[Data listing]
+-------+

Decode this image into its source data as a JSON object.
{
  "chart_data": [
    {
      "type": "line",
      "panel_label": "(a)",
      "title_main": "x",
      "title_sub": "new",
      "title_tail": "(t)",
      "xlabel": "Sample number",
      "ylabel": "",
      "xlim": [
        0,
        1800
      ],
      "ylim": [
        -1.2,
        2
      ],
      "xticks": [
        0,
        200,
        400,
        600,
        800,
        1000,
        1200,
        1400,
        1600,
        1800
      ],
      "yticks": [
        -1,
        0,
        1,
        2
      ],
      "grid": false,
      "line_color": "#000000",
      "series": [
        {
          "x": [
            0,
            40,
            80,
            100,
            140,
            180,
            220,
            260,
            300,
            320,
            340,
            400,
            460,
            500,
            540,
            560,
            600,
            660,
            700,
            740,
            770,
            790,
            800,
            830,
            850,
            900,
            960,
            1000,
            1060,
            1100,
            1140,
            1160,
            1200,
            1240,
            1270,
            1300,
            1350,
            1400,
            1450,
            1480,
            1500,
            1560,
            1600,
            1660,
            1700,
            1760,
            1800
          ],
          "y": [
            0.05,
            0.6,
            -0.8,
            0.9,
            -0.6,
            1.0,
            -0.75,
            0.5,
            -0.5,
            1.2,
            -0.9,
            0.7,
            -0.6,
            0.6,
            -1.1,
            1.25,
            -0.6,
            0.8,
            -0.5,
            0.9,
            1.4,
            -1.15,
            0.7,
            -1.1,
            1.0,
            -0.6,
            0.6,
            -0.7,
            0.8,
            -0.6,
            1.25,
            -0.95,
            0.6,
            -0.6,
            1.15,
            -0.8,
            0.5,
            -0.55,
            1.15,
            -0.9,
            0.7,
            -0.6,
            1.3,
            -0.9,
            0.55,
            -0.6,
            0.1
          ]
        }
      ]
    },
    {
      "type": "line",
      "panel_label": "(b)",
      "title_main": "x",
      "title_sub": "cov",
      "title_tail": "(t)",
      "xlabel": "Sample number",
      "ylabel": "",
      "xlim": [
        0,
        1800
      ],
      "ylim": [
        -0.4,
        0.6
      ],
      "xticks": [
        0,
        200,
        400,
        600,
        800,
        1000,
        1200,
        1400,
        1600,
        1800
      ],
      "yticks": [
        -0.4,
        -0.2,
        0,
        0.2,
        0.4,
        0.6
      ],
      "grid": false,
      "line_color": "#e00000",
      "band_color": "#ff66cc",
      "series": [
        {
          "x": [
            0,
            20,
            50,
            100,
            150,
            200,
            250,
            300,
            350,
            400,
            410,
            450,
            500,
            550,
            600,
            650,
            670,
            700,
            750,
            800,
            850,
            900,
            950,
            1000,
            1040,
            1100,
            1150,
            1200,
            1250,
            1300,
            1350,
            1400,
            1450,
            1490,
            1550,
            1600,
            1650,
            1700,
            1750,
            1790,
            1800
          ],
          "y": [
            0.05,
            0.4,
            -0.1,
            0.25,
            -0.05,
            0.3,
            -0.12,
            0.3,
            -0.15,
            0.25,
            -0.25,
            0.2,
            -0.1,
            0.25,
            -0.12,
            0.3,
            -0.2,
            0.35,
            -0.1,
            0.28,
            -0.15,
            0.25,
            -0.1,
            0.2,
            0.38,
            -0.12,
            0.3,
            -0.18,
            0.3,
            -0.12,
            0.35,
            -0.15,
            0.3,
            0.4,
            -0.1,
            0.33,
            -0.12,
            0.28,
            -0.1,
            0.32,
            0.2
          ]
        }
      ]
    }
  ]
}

+-------+

Exercise:
From the listing above, extract all records word for word.

Task result:
Decode this image into its source data as a JSON object.
{
  "chart_data": [
    {
      "type": "line",
      "panel_label": "(a)",
      "title_main": "x",
      "title_sub": "new",
      "title_tail": "(t)",
      "xlabel": "Sample number",
      "ylabel": "",
      "xlim": [
        0,
        1800
      ],
      "ylim": [
        -1.2,
        2
      ],
      "xticks": [
        0,
        200,
        400,
        600,
        800,
        1000,
        1200,
        1400,
        1600,
        1800
      ],
      "yticks": [
        -1,
        0,
        1,
        2
      ],
      "grid": false,
      "line_color": "#000000",
      "series": [
        {
          "x": [
            0,
            40,
            80,
            100,
            140,
            180,
            220,
            260,
            300,
            320,
            340,
            400,
            460,
            500,
            540,
            560,
            600,
            660,
            700,
            740,
            770,
            790,
            800,
            830,
            850,
            900,
            960,
            1000,
            1060,
            1100,
            1140,
            1160,
            1200,
            1240,
            1270,
            1300,
            1350,
            1400,
            1450,
            1480,
            1500,
            1560,
            1600,
            1660,
            1700,
            1760,
            1800
          ],
          "y": [
            0.05,
            0.6,
            -0.8,
            0.9,
            -0.6,
            1.0,
            -0.75,
            0.5,
            -0.5,
            1.2,
            -0.9,
            0.7,
            -0.6,
            0.6,
            -1.1,
            1.25,
            -0.6,
            0.8,
            -0.5,
            0.9,
            1.4,
            -1.15,
            0.7,
            -1.1,
            1.0,
            -0.6,
            0.6,
            -0.7,
            0.8,
            -0.6,
            1.25,
            -0.95,
            0.6,
            -0.6,
            1.15,
            -0.8,
            0.5,
            -0.55,
            1.15,
            -0.9,
            0.7,
            -0.6,
            1.3,
            -0.9,
            0.55,
            -0.6,
            0.1
          ]
        }
      ]
    },
    {
      "type": "line",
      "panel_label": "(b)",
      "title_main": "x",
      "title_sub": "cov",
      "title_tail": "(t)",
      "xlabel": "Sample number",
      "ylabel": "",
      "xlim": [
        0,
        1800
      ],
      "ylim": [
        -0.4,
        0.6
      ],
      "xticks": [
        0,
        200,
        400,
        600,
        800,
        1000,
        1200,
        1400,
        1600,
        1800
      ],
      "yticks": [
        -0.4,
        -0.2,
        0,
        0.2,
        0.4,
        0.6
      ],
      "grid": false,
      "line_color": "#e00000",
      "band_color": "#ff66cc",
      "series": [
        {
          "x": [
            0,
            20,
            50,
            100,
            150,
            200,
            250,
            300,
            350,
            400,
            410,
            450,
            500,
            550,
            600,
            650,
            670,
            700,
            750,
            800,
            850,
            900,
            950,
            1000,
            1040,
            1100,
            1150,
            1200,
            1250,
            1300,
            1350,
            1400,
            1450,
            1490,
            1550,
            1600,
            1650,
            1700,
            1750,
            1790,
            1800
          ],
          "y": [
            0.05,
            0.4,
            -0.1,
            0.25,
            -0.05,
            0.3,
            -0.12,
            0.3,
            -0.15,
            0.25,
            -0.25,
            0.2,
            -0.1,
            0.25,
            -0.12,
            0.3,
            -0.2,
            0.35,
            -0.1,
            0.28,
            -0.15,
            0.25,
            -0.1,
            0.2,
            0.38,
            -0.12,
            0.3,
            -0.18,
            0.3,
            -0.12,
            0.35,
            -0.15,
            0.3,
            0.4,
            -0.1,
            0.33,
            -0.12,
            0.28,
            -0.1,
            0.32,
            0.2
          ]
        }
      ]
    }
  ]
}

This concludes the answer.